Brief: Among the lines of this listing, determine how many contain the string "name". Answer with the number only.

Stored data
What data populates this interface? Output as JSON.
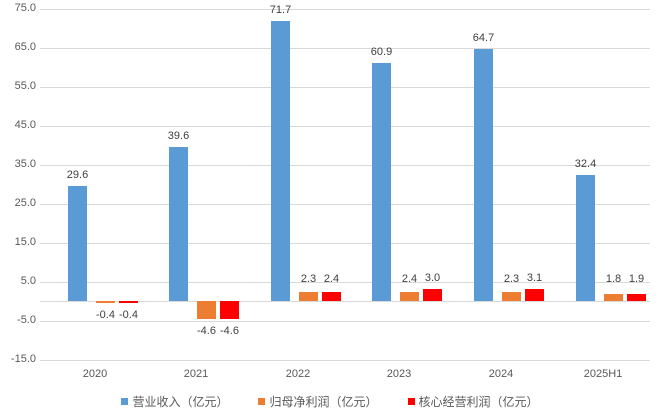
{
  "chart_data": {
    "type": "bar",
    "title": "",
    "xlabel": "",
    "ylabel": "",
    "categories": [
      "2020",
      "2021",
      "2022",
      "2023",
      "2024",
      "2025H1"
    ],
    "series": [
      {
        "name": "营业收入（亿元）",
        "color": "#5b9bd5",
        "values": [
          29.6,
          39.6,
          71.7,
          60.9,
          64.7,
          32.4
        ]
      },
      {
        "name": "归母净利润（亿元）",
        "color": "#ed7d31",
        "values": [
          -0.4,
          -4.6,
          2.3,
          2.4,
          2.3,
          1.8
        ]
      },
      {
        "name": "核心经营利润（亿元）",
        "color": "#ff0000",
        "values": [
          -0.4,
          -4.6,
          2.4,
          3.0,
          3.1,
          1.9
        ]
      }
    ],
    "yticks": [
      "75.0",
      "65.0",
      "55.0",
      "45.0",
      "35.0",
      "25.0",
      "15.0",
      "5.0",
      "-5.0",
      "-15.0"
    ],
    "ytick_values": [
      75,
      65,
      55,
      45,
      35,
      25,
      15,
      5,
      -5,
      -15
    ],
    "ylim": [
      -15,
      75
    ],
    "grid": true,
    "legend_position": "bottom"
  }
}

Correct result: 3